Task brief
Search the records that follow and extract every line containing the string "speed".

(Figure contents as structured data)
########################################

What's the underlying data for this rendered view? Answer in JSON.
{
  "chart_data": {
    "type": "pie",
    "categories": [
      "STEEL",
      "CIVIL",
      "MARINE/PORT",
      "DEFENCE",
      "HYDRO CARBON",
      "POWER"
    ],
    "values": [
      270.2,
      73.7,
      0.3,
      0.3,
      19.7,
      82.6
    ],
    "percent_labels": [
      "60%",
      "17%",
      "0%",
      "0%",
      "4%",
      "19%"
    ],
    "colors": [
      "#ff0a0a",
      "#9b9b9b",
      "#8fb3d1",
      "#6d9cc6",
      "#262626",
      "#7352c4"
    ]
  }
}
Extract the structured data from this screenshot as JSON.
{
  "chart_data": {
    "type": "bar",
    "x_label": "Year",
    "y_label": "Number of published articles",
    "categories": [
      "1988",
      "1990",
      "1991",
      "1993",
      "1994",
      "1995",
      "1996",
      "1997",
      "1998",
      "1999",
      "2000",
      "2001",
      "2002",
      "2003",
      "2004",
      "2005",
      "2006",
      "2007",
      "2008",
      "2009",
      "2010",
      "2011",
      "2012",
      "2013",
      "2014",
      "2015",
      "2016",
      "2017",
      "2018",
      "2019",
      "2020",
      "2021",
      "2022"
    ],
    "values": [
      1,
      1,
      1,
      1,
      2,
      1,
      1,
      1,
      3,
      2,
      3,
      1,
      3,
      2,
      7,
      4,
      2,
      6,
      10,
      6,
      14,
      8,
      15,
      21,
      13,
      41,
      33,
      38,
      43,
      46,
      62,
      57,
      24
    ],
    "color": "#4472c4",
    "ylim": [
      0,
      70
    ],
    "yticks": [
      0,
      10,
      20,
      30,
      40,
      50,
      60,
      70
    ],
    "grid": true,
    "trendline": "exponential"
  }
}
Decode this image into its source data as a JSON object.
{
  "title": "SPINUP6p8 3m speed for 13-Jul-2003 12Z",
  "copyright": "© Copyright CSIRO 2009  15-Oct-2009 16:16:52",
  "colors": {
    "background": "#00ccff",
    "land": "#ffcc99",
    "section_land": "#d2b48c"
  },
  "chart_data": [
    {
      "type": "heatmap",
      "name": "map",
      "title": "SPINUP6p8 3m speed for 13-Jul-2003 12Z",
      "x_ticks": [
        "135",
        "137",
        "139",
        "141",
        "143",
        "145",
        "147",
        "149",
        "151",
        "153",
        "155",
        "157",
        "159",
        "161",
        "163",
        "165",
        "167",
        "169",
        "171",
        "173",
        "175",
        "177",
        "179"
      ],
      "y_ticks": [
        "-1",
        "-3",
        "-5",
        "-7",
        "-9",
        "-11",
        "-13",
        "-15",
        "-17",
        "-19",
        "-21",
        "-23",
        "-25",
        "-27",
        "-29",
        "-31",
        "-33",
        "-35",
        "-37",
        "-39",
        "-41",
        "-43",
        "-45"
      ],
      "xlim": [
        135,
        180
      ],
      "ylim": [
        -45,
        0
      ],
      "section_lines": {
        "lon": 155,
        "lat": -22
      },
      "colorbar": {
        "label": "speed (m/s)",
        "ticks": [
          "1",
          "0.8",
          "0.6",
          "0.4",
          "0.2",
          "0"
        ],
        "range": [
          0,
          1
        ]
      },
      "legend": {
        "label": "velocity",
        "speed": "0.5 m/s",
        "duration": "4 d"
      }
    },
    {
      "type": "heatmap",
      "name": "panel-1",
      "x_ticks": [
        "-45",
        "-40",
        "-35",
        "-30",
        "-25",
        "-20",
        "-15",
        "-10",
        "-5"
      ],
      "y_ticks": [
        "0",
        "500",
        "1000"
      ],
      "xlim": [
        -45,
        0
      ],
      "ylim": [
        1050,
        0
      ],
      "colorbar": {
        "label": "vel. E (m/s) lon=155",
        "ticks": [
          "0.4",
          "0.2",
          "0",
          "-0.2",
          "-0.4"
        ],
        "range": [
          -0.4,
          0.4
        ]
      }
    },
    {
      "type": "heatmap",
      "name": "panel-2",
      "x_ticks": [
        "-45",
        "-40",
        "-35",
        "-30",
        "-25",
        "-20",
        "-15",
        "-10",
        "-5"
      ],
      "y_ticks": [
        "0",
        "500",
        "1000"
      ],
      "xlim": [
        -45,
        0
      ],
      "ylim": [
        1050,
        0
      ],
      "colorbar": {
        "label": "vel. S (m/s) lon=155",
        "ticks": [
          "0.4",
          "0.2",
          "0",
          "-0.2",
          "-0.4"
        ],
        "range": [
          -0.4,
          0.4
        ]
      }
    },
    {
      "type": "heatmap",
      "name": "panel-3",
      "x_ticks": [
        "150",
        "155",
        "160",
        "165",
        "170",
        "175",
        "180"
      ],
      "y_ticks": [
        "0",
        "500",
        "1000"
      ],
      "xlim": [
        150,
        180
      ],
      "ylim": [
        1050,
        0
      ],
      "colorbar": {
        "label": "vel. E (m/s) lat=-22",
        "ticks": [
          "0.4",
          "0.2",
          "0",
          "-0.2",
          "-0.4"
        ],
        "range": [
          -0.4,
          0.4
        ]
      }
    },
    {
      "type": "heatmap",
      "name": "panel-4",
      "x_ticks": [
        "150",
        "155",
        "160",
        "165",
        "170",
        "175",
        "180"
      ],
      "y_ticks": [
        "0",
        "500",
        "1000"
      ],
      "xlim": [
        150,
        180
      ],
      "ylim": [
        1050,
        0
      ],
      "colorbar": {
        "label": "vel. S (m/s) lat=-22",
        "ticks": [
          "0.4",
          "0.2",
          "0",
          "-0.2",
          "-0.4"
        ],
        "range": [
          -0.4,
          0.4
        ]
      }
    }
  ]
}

########################################

Task solution
  "title": "SPINUP6p8 3m speed for 13-Jul-2003 12Z",
      "title": "SPINUP6p8 3m speed for 13-Jul-2003 12Z",
        "label": "speed (m/s)",
        "speed": "0.5 m/s",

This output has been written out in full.